Exercise material:
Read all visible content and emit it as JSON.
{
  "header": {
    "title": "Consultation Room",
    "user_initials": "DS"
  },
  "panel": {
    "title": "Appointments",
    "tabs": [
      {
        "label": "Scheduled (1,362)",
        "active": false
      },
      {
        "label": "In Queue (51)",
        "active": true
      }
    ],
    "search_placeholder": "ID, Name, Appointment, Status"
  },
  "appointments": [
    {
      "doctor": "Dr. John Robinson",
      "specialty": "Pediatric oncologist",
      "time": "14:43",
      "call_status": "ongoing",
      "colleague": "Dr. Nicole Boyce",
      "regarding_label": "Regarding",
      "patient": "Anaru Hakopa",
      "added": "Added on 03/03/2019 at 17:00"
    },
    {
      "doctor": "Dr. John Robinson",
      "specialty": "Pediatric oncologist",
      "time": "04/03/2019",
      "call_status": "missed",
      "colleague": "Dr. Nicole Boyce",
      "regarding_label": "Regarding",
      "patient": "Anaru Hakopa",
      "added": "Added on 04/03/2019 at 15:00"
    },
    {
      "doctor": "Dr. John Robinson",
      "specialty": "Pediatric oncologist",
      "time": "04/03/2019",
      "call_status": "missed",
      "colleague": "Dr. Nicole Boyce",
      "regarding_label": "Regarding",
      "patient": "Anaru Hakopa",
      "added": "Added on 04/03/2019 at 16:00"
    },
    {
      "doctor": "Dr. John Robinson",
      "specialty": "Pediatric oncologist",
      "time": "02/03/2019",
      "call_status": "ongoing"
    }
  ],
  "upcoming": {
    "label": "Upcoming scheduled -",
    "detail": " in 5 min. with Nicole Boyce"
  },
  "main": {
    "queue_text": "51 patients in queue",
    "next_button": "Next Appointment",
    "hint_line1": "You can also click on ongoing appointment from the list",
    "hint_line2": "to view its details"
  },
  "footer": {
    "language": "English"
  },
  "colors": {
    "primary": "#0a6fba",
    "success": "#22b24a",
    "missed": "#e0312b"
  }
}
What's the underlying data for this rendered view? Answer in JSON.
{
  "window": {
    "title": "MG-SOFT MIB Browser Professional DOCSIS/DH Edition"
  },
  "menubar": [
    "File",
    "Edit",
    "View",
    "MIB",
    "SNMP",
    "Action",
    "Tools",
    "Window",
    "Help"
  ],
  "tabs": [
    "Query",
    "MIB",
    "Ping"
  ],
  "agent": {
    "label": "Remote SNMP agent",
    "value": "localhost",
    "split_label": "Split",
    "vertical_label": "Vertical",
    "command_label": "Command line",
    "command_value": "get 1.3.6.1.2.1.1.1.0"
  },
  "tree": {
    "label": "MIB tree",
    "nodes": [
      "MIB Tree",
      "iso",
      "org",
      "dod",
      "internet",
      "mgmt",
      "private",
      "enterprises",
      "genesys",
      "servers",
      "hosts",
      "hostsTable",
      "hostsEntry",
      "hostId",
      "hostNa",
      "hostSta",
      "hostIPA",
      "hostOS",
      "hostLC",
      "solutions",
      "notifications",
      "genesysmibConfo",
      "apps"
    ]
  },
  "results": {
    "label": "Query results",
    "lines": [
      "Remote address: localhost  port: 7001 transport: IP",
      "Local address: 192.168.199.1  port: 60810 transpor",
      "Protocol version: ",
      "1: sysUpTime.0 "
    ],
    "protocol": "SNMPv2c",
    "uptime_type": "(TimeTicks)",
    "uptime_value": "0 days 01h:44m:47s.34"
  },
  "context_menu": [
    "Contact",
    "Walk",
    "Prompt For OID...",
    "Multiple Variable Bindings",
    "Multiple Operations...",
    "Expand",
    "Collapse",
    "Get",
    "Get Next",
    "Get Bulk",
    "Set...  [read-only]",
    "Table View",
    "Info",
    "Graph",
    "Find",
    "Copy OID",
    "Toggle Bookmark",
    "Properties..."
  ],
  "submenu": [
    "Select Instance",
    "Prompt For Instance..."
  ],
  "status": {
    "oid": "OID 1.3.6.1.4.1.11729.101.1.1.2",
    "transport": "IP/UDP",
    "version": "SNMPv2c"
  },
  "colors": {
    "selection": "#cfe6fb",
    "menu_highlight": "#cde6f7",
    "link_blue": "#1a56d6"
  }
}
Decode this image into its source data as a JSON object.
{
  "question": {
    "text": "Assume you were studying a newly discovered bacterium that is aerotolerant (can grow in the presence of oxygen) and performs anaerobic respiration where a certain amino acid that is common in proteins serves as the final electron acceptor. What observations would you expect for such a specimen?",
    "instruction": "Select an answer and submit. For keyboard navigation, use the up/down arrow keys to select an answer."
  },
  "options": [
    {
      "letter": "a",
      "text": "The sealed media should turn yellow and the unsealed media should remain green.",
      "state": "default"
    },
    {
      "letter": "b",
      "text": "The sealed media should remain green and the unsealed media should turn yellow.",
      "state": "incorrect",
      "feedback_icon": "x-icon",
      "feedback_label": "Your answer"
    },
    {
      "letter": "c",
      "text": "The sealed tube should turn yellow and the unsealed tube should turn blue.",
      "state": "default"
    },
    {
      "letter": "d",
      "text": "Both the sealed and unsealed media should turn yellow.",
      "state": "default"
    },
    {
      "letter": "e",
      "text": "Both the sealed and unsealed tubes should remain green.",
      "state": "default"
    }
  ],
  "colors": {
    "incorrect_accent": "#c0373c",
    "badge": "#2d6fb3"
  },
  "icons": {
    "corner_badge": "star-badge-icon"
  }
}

Requirement: Retype each record, matching it exactly.

Solution below:
Read all visible content and emit it as JSON.
{
  "header": {
    "title": "Consultation Room",
    "user_initials": "DS"
  },
  "panel": {
    "title": "Appointments",
    "tabs": [
      {
        "label": "Scheduled (1,362)",
        "active": false
      },
      {
        "label": "In Queue (51)",
        "active": true
      }
    ],
    "search_placeholder": "ID, Name, Appointment, Status"
  },
  "appointments": [
    {
      "doctor": "Dr. John Robinson",
      "specialty": "Pediatric oncologist",
      "time": "14:43",
      "call_status": "ongoing",
      "colleague": "Dr. Nicole Boyce",
      "regarding_label": "Regarding",
      "patient": "Anaru Hakopa",
      "added": "Added on 03/03/2019 at 17:00"
    },
    {
      "doctor": "Dr. John Robinson",
      "specialty": "Pediatric oncologist",
      "time": "04/03/2019",
      "call_status": "missed",
      "colleague": "Dr. Nicole Boyce",
      "regarding_label": "Regarding",
      "patient": "Anaru Hakopa",
      "added": "Added on 04/03/2019 at 15:00"
    },
    {
      "doctor": "Dr. John Robinson",
      "specialty": "Pediatric oncologist",
      "time": "04/03/2019",
      "call_status": "missed",
      "colleague": "Dr. Nicole Boyce",
      "regarding_label": "Regarding",
      "patient": "Anaru Hakopa",
      "added": "Added on 04/03/2019 at 16:00"
    },
    {
      "doctor": "Dr. John Robinson",
      "specialty": "Pediatric oncologist",
      "time": "02/03/2019",
      "call_status": "ongoing"
    }
  ],
  "upcoming": {
    "label": "Upcoming scheduled -",
    "detail": " in 5 min. with Nicole Boyce"
  },
  "main": {
    "queue_text": "51 patients in queue",
    "next_button": "Next Appointment",
    "hint_line1": "You can also click on ongoing appointment from the list",
    "hint_line2": "to view its details"
  },
  "footer": {
    "language": "English"
  },
  "colors": {
    "primary": "#0a6fba",
    "success": "#22b24a",
    "missed": "#e0312b"
  }
}
What's the underlying data for this rendered view? Answer in JSON.
{
  "window": {
    "title": "MG-SOFT MIB Browser Professional DOCSIS/DH Edition"
  },
  "menubar": [
    "File",
    "Edit",
    "View",
    "MIB",
    "SNMP",
    "Action",
    "Tools",
    "Window",
    "Help"
  ],
  "tabs": [
    "Query",
    "MIB",
    "Ping"
  ],
  "agent": {
    "label": "Remote SNMP agent",
    "value": "localhost",
    "split_label": "Split",
    "vertical_label": "Vertical",
    "command_label": "Command line",
    "command_value": "get 1.3.6.1.2.1.1.1.0"
  },
  "tree": {
    "label": "MIB tree",
    "nodes": [
      "MIB Tree",
      "iso",
      "org",
      "dod",
      "internet",
      "mgmt",
      "private",
      "enterprises",
      "genesys",
      "servers",
      "hosts",
      "hostsTable",
      "hostsEntry",
      "hostId",
      "hostNa",
      "hostSta",
      "hostIPA",
      "hostOS",
      "hostLC",
      "solutions",
      "notifications",
      "genesysmibConfo",
      "apps"
    ]
  },
  "results": {
    "label": "Query results",
    "lines": [
      "Remote address: localhost  port: 7001 transport: IP",
      "Local address: 192.168.199.1  port: 60810 transpor",
      "Protocol version: ",
      "1: sysUpTime.0 "
    ],
    "protocol": "SNMPv2c",
    "uptime_type": "(TimeTicks)",
    "uptime_value": "0 days 01h:44m:47s.34"
  },
  "context_menu": [
    "Contact",
    "Walk",
    "Prompt For OID...",
    "Multiple Variable Bindings",
    "Multiple Operations...",
    "Expand",
    "Collapse",
    "Get",
    "Get Next",
    "Get Bulk",
    "Set...  [read-only]",
    "Table View",
    "Info",
    "Graph",
    "Find",
    "Copy OID",
    "Toggle Bookmark",
    "Properties..."
  ],
  "submenu": [
    "Select Instance",
    "Prompt For Instance..."
  ],
  "status": {
    "oid": "OID 1.3.6.1.4.1.11729.101.1.1.2",
    "transport": "IP/UDP",
    "version": "SNMPv2c"
  },
  "colors": {
    "selection": "#cfe6fb",
    "menu_highlight": "#cde6f7",
    "link_blue": "#1a56d6"
  }
}
Decode this image into its source data as a JSON object.
{
  "question": {
    "text": "Assume you were studying a newly discovered bacterium that is aerotolerant (can grow in the presence of oxygen) and performs anaerobic respiration where a certain amino acid that is common in proteins serves as the final electron acceptor. What observations would you expect for such a specimen?",
    "instruction": "Select an answer and submit. For keyboard navigation, use the up/down arrow keys to select an answer."
  },
  "options": [
    {
      "letter": "a",
      "text": "The sealed media should turn yellow and the unsealed media should remain green.",
      "state": "default"
    },
    {
      "letter": "b",
      "text": "The sealed media should remain green and the unsealed media should turn yellow.",
      "state": "incorrect",
      "feedback_icon": "x-icon",
      "feedback_label": "Your answer"
    },
    {
      "letter": "c",
      "text": "The sealed tube should turn yellow and the unsealed tube should turn blue.",
      "state": "default"
    },
    {
      "letter": "d",
      "text": "Both the sealed and unsealed media should turn yellow.",
      "state": "default"
    },
    {
      "letter": "e",
      "text": "Both the sealed and unsealed tubes should remain green.",
      "state": "default"
    }
  ],
  "colors": {
    "incorrect_accent": "#c0373c",
    "badge": "#2d6fb3"
  },
  "icons": {
    "corner_badge": "star-badge-icon"
  }
}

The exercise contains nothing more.